> **Source data**
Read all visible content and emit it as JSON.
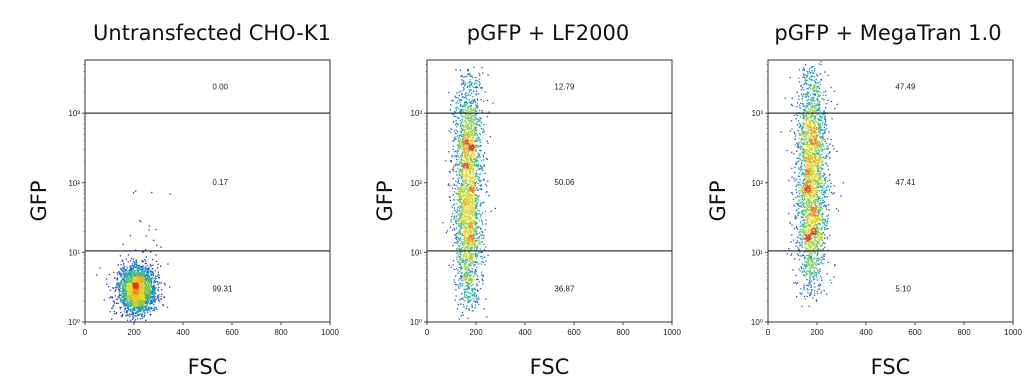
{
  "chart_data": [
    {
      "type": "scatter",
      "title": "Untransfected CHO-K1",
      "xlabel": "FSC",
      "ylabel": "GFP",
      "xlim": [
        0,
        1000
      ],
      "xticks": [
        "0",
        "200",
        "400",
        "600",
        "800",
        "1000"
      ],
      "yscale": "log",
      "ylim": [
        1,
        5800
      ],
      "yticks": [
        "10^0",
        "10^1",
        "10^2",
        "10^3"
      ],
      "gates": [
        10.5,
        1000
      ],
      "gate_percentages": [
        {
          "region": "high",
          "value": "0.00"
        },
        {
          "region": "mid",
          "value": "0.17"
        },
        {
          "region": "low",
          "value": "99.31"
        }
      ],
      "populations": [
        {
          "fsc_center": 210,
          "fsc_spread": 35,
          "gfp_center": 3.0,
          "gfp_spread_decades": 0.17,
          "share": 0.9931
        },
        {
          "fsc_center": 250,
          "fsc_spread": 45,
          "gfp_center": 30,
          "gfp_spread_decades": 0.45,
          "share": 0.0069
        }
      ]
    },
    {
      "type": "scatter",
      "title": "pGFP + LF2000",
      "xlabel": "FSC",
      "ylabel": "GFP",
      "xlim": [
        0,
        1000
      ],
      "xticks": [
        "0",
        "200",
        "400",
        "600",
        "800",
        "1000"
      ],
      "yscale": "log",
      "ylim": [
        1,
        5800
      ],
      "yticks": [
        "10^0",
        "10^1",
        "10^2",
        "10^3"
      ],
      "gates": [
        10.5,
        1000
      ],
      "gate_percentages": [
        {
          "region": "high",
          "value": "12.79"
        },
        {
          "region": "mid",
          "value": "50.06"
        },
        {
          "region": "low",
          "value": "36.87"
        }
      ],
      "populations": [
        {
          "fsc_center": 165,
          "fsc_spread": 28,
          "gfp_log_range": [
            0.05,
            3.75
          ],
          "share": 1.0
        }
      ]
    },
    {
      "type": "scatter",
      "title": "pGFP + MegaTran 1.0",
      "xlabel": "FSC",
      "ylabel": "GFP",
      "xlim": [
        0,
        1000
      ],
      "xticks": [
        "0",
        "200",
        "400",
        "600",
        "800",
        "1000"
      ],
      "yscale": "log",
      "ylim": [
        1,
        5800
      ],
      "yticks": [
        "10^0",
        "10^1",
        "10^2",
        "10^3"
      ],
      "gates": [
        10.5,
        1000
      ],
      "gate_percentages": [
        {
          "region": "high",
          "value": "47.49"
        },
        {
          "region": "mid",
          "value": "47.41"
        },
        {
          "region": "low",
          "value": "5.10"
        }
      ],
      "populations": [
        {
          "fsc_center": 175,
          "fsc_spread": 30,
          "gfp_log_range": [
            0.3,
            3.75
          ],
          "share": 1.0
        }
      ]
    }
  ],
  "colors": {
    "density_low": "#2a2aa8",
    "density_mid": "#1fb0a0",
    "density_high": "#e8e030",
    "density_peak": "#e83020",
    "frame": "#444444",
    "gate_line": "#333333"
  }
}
...
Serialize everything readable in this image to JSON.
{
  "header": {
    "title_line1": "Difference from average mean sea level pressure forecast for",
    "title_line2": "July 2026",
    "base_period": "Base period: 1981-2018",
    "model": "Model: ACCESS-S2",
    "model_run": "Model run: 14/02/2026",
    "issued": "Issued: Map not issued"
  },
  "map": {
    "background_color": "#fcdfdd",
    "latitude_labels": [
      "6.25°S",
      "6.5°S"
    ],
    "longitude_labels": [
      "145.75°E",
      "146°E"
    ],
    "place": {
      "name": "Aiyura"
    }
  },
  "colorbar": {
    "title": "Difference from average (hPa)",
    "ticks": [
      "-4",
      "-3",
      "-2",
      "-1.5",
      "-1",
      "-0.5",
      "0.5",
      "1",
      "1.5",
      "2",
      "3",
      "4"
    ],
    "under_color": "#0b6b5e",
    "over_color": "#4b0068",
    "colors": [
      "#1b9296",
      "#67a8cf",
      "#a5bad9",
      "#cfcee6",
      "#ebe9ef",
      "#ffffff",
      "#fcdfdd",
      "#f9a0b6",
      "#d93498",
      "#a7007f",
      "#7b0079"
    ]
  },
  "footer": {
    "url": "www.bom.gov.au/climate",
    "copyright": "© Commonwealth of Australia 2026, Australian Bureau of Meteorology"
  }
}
---
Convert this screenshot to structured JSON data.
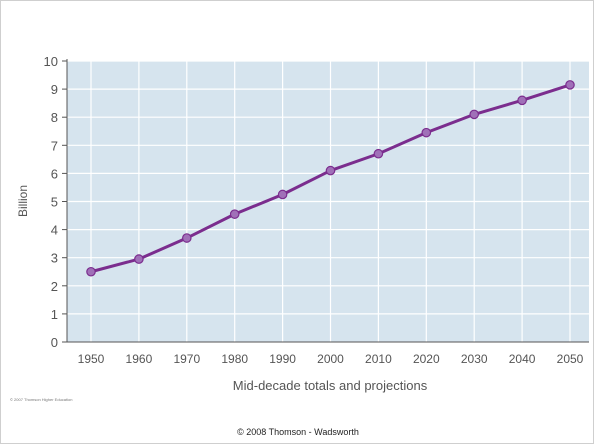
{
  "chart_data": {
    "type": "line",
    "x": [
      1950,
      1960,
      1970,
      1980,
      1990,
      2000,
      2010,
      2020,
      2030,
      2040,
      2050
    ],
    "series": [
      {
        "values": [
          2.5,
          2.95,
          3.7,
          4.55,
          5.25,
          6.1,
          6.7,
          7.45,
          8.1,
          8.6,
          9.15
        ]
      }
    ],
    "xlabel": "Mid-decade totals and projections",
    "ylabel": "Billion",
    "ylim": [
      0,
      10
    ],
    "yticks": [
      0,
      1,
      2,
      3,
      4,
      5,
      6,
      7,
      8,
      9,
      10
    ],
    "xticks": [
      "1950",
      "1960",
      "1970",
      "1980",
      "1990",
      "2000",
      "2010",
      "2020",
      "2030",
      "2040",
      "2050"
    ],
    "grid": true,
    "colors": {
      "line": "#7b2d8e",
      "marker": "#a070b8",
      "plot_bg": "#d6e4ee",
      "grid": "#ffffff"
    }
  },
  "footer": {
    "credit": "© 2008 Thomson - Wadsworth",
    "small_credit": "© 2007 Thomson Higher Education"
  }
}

> **What is being asked**
Using the listing above, gather each line that holds the string "average" and copy it.

> **Solved problem**
    "title_line1": "Difference from average mean sea level pressure forecast for",
    "title": "Difference from average (hPa)",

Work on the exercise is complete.